### [Provided records]
__________________________________________________

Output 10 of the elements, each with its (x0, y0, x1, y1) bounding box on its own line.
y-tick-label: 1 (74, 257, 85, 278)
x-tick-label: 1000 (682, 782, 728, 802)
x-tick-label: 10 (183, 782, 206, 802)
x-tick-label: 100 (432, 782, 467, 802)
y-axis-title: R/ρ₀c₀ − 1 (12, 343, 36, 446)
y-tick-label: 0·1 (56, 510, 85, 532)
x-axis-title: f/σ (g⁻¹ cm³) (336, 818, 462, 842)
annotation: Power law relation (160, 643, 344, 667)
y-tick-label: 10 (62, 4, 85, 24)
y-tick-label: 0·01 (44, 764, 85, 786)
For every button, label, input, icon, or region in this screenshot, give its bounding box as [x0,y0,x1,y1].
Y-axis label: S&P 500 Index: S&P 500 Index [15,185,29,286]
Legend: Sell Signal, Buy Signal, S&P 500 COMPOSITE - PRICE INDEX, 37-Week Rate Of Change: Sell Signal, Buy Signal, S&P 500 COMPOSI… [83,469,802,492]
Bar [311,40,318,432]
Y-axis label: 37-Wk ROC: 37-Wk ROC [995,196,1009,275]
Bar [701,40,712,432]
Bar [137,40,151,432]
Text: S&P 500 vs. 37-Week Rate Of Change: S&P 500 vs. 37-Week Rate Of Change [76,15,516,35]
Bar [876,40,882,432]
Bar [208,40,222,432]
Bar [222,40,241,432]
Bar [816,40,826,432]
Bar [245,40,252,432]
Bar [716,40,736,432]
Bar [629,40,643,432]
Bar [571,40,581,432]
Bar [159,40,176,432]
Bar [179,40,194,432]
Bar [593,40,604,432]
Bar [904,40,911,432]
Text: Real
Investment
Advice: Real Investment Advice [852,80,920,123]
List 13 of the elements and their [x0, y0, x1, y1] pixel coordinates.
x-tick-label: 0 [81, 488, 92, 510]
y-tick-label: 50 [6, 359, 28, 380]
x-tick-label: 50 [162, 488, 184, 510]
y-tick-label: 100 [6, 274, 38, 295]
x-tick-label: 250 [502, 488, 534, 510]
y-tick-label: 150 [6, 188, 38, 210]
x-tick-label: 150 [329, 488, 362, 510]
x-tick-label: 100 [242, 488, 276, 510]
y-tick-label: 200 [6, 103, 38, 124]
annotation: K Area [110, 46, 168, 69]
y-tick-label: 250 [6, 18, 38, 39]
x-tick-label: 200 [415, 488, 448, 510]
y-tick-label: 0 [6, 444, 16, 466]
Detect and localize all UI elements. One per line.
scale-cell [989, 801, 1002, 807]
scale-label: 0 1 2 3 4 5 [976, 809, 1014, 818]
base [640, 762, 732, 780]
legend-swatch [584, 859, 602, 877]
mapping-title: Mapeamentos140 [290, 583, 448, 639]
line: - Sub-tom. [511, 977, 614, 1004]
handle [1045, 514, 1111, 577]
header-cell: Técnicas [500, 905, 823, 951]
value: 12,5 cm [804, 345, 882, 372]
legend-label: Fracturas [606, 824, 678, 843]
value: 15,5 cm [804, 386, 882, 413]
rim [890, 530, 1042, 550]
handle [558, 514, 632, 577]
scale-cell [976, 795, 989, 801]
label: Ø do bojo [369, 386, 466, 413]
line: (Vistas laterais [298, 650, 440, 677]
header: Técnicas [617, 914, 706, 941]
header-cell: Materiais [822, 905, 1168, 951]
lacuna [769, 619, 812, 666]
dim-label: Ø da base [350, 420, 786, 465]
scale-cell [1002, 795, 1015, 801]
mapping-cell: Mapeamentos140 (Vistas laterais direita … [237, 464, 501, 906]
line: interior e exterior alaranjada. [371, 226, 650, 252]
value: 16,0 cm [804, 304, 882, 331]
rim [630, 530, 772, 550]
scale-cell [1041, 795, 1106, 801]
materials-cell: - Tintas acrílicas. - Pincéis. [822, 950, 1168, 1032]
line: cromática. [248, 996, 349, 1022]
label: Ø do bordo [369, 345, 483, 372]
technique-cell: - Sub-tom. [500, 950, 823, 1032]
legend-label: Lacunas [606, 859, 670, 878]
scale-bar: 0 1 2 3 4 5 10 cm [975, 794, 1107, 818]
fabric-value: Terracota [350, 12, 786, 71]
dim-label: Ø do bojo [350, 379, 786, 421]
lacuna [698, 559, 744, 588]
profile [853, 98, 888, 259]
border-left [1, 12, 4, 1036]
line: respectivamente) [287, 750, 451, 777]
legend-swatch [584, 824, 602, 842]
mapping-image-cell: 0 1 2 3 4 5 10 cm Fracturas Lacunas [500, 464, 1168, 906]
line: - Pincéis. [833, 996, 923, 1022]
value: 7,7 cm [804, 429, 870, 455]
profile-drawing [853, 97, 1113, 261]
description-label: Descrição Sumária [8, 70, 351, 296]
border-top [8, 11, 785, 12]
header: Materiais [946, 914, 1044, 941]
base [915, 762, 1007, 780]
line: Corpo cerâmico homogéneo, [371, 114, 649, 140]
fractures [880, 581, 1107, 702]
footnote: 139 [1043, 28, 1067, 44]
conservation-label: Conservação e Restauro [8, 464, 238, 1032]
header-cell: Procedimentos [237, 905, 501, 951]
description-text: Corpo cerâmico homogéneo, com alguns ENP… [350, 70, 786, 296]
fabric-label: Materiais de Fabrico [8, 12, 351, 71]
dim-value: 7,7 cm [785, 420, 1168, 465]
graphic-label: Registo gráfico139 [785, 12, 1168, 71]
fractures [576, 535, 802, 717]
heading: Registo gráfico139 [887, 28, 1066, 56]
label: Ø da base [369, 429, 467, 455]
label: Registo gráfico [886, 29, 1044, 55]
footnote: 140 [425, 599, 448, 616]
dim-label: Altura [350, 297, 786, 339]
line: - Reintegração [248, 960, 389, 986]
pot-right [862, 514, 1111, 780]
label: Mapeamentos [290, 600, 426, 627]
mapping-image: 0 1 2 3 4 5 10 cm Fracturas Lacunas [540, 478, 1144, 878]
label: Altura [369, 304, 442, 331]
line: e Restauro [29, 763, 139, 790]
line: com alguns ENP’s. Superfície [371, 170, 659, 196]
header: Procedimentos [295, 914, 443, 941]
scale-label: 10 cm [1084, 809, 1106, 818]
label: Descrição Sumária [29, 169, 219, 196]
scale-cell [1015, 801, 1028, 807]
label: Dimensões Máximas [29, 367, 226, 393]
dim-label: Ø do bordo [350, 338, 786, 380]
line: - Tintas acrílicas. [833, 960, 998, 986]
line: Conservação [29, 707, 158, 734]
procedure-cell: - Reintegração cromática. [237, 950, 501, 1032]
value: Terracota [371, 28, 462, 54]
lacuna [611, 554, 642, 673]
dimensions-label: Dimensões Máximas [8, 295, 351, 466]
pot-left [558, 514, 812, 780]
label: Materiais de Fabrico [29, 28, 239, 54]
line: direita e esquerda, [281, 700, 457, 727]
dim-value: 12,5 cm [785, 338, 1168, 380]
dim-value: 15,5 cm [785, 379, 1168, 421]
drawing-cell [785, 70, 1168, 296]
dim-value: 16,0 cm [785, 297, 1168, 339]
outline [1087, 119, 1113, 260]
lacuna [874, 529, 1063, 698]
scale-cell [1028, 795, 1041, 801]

__________________________________________________

### [Task to complete]
Rewrite all of the rows above with "Rate Of Change" swapped for "Rate of Change" everywhere it occurs, and leave everything else unchanged.

### [Exercise response]
Output 10 of the elements, each with its (x0, y0, x1, y1) bounding box on its own line.
y-tick-label: 1 (74, 257, 85, 278)
x-tick-label: 1000 (682, 782, 728, 802)
x-tick-label: 10 (183, 782, 206, 802)
x-tick-label: 100 (432, 782, 467, 802)
y-axis-title: R/ρ₀c₀ − 1 (12, 343, 36, 446)
y-tick-label: 0·1 (56, 510, 85, 532)
x-axis-title: f/σ (g⁻¹ cm³) (336, 818, 462, 842)
annotation: Power law relation (160, 643, 344, 667)
y-tick-label: 10 (62, 4, 85, 24)
y-tick-label: 0·01 (44, 764, 85, 786)
For every button, label, input, icon, or region in this screenshot, give its bounding box as [x0,y0,x1,y1].
Y-axis label: S&P 500 Index: S&P 500 Index [15,185,29,286]
Legend: Sell Signal, Buy Signal, S&P 500 COMPOSITE - PRICE INDEX, 37-Week Rate of Change: Sell Signal, Buy Signal, S&P 500 COMPOSI… [83,469,802,492]
Bar [311,40,318,432]
Y-axis label: 37-Wk ROC: 37-Wk ROC [995,196,1009,275]
Bar [701,40,712,432]
Bar [137,40,151,432]
Text: S&P 500 vs. 37-Week Rate of Change: S&P 500 vs. 37-Week Rate of Change [76,15,516,35]
Bar [876,40,882,432]
Bar [208,40,222,432]
Bar [222,40,241,432]
Bar [816,40,826,432]
Bar [245,40,252,432]
Bar [716,40,736,432]
Bar [629,40,643,432]
Bar [571,40,581,432]
Bar [159,40,176,432]
Bar [179,40,194,432]
Bar [593,40,604,432]
Bar [904,40,911,432]
Text: Real
Investment
Advice: Real Investment Advice [852,80,920,123]
List 13 of the elements and their [x0, y0, x1, y1] pixel coordinates.
x-tick-label: 0 [81, 488, 92, 510]
y-tick-label: 50 [6, 359, 28, 380]
x-tick-label: 50 [162, 488, 184, 510]
y-tick-label: 100 [6, 274, 38, 295]
x-tick-label: 250 [502, 488, 534, 510]
y-tick-label: 150 [6, 188, 38, 210]
x-tick-label: 150 [329, 488, 362, 510]
x-tick-label: 100 [242, 488, 276, 510]
y-tick-label: 200 [6, 103, 38, 124]
annotation: K Area [110, 46, 168, 69]
y-tick-label: 250 [6, 18, 38, 39]
x-tick-label: 200 [415, 488, 448, 510]
y-tick-label: 0 [6, 444, 16, 466]
Detect and localize all UI elements. One per line.
scale-cell [989, 801, 1002, 807]
scale-label: 0 1 2 3 4 5 [976, 809, 1014, 818]
base [640, 762, 732, 780]
legend-swatch [584, 859, 602, 877]
mapping-title: Mapeamentos140 [290, 583, 448, 639]
line: - Sub-tom. [511, 977, 614, 1004]
handle [1045, 514, 1111, 577]
header-cell: Técnicas [500, 905, 823, 951]
value: 12,5 cm [804, 345, 882, 372]
legend-label: Fracturas [606, 824, 678, 843]
value: 15,5 cm [804, 386, 882, 413]
rim [890, 530, 1042, 550]
handle [558, 514, 632, 577]
scale-cell [976, 795, 989, 801]
label: Ø do bojo [369, 386, 466, 413]
line: (Vistas laterais [298, 650, 440, 677]
header: Técnicas [617, 914, 706, 941]
header-cell: Materiais [822, 905, 1168, 951]
lacuna [769, 619, 812, 666]
dim-label: Ø da base [350, 420, 786, 465]
scale-cell [1002, 795, 1015, 801]
mapping-cell: Mapeamentos140 (Vistas laterais direita … [237, 464, 501, 906]
line: interior e exterior alaranjada. [371, 226, 650, 252]
value: 16,0 cm [804, 304, 882, 331]
rim [630, 530, 772, 550]
scale-cell [1041, 795, 1106, 801]
materials-cell: - Tintas acrílicas. - Pincéis. [822, 950, 1168, 1032]
line: cromática. [248, 996, 349, 1022]
label: Ø do bordo [369, 345, 483, 372]
technique-cell: - Sub-tom. [500, 950, 823, 1032]
legend-label: Lacunas [606, 859, 670, 878]
scale-bar: 0 1 2 3 4 5 10 cm [975, 794, 1107, 818]
fabric-value: Terracota [350, 12, 786, 71]
dim-label: Ø do bojo [350, 379, 786, 421]
lacuna [698, 559, 744, 588]
profile [853, 98, 888, 259]
border-left [1, 12, 4, 1036]
line: respectivamente) [287, 750, 451, 777]
legend-swatch [584, 824, 602, 842]
mapping-image-cell: 0 1 2 3 4 5 10 cm Fracturas Lacunas [500, 464, 1168, 906]
line: - Pincéis. [833, 996, 923, 1022]
value: 7,7 cm [804, 429, 870, 455]
profile-drawing [853, 97, 1113, 261]
description-label: Descrição Sumária [8, 70, 351, 296]
border-top [8, 11, 785, 12]
header: Materiais [946, 914, 1044, 941]
base [915, 762, 1007, 780]
line: Corpo cerâmico homogéneo, [371, 114, 649, 140]
fractures [880, 581, 1107, 702]
footnote: 139 [1043, 28, 1067, 44]
conservation-label: Conservação e Restauro [8, 464, 238, 1032]
header-cell: Procedimentos [237, 905, 501, 951]
description-text: Corpo cerâmico homogéneo, com alguns ENP… [350, 70, 786, 296]
fabric-label: Materiais de Fabrico [8, 12, 351, 71]
dim-value: 7,7 cm [785, 420, 1168, 465]
graphic-label: Registo gráfico139 [785, 12, 1168, 71]
fractures [576, 535, 802, 717]
heading: Registo gráfico139 [887, 28, 1066, 56]
label: Ø da base [369, 429, 467, 455]
label: Registo gráfico [886, 29, 1044, 55]
footnote: 140 [425, 599, 448, 616]
dim-label: Altura [350, 297, 786, 339]
line: - Reintegração [248, 960, 389, 986]
pot-right [862, 514, 1111, 780]
label: Mapeamentos [290, 600, 426, 627]
mapping-image: 0 1 2 3 4 5 10 cm Fracturas Lacunas [540, 478, 1144, 878]
label: Altura [369, 304, 442, 331]
line: e Restauro [29, 763, 139, 790]
line: com alguns ENP’s. Superfície [371, 170, 659, 196]
header: Procedimentos [295, 914, 443, 941]
scale-label: 10 cm [1084, 809, 1106, 818]
label: Descrição Sumária [29, 169, 219, 196]
scale-cell [1015, 801, 1028, 807]
label: Dimensões Máximas [29, 367, 226, 393]
dim-label: Ø do bordo [350, 338, 786, 380]
line: - Tintas acrílicas. [833, 960, 998, 986]
line: Conservação [29, 707, 158, 734]
procedure-cell: - Reintegração cromática. [237, 950, 501, 1032]
value: Terracota [371, 28, 462, 54]
lacuna [611, 554, 642, 673]
dimensions-label: Dimensões Máximas [8, 295, 351, 466]
pot-left [558, 514, 812, 780]
label: Materiais de Fabrico [29, 28, 239, 54]
line: direita e esquerda, [281, 700, 457, 727]
dim-value: 12,5 cm [785, 338, 1168, 380]
dim-value: 15,5 cm [785, 379, 1168, 421]
drawing-cell [785, 70, 1168, 296]
dim-value: 16,0 cm [785, 297, 1168, 339]
outline [1087, 119, 1113, 260]
lacuna [874, 529, 1063, 698]
scale-cell [1028, 795, 1041, 801]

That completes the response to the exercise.